- **AIM OF THE TASK**
State how many lines of the data contain the word "usług", and write nothing besides the number.

____________

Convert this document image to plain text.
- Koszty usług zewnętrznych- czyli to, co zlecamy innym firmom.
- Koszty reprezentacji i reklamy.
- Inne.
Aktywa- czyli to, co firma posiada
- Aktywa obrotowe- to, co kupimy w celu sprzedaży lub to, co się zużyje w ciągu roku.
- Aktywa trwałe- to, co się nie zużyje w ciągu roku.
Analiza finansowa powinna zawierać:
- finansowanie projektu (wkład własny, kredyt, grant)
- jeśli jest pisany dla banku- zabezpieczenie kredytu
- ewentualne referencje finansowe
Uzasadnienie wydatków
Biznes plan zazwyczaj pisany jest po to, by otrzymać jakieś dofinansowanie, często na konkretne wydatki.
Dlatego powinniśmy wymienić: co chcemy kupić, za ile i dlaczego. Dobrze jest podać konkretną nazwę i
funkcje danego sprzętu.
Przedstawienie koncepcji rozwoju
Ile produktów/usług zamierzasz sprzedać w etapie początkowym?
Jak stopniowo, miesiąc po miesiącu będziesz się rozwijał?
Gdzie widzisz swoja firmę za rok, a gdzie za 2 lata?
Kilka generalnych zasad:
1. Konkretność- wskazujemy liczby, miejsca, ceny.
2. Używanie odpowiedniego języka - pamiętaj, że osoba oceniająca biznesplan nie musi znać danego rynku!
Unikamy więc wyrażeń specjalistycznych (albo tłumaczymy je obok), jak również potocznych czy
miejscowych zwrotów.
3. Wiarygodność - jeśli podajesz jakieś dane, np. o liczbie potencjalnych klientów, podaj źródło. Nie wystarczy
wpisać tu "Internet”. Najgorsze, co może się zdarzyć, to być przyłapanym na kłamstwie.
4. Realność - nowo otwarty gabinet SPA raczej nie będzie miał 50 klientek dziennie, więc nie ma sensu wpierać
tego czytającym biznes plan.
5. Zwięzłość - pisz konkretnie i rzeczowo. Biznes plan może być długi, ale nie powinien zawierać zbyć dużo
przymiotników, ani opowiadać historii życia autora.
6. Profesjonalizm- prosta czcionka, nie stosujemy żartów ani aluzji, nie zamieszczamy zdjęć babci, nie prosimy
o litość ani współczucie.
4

____________

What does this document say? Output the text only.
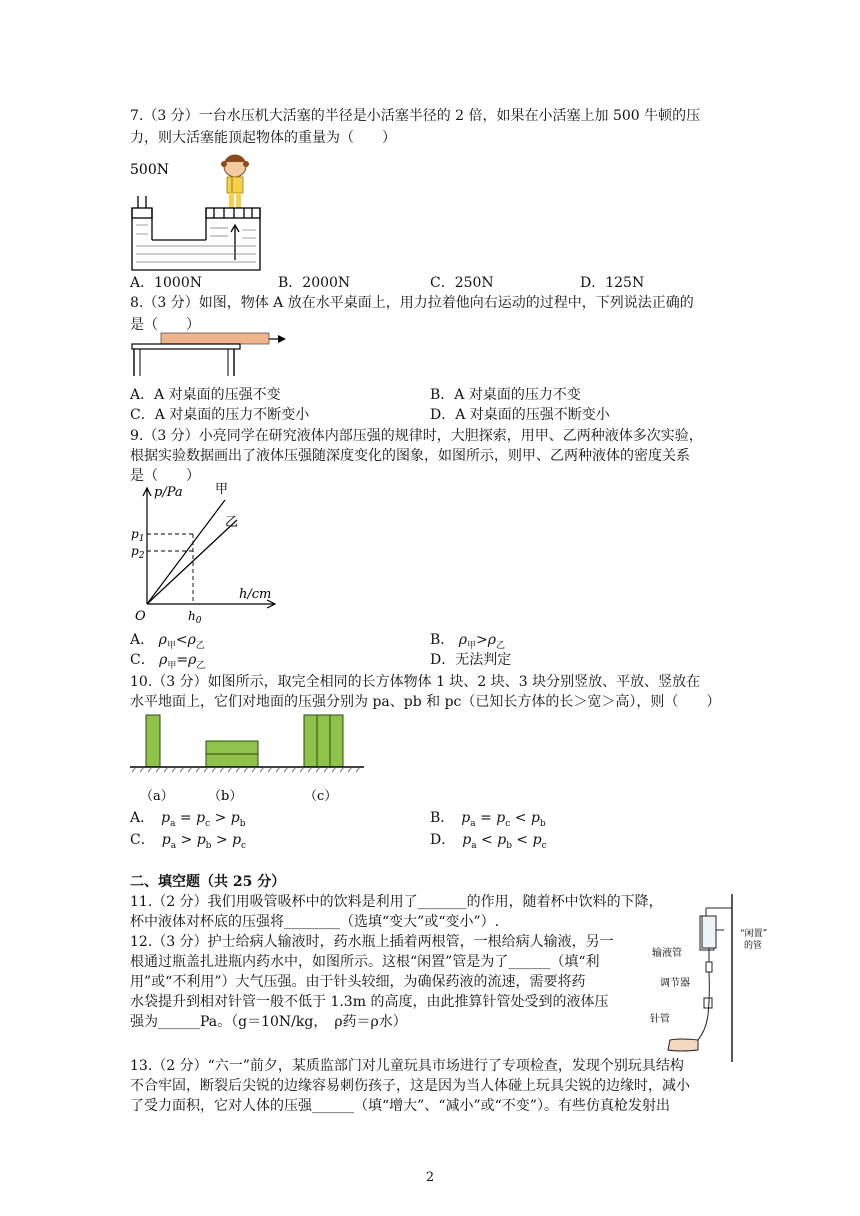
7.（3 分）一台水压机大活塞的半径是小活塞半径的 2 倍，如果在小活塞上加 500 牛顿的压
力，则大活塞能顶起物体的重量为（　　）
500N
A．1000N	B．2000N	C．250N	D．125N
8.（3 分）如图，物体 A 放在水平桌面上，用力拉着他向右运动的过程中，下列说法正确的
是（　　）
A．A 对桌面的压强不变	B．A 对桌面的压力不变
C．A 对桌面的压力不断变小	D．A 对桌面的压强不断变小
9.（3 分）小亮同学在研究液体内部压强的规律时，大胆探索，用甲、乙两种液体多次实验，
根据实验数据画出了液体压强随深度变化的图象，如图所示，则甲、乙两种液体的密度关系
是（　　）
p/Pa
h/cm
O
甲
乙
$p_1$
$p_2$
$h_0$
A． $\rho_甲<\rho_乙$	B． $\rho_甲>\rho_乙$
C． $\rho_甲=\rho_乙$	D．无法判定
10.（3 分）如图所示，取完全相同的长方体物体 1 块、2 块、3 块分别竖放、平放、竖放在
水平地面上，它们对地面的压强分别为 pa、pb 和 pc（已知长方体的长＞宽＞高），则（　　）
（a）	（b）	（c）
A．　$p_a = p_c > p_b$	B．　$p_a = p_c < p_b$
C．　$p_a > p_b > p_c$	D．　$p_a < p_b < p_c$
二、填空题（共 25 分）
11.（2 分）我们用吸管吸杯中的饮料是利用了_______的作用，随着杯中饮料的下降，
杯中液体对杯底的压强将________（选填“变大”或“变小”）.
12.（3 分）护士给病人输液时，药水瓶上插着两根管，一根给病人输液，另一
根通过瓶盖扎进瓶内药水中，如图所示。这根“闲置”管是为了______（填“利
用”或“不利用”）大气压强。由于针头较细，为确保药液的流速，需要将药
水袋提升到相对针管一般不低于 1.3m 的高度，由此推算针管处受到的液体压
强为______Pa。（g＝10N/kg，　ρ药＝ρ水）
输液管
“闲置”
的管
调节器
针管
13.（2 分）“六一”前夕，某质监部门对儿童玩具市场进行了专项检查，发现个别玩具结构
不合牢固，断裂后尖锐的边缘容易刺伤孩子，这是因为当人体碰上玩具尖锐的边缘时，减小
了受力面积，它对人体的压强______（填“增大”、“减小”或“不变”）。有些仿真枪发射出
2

____________

- **THE OUTPUT**
2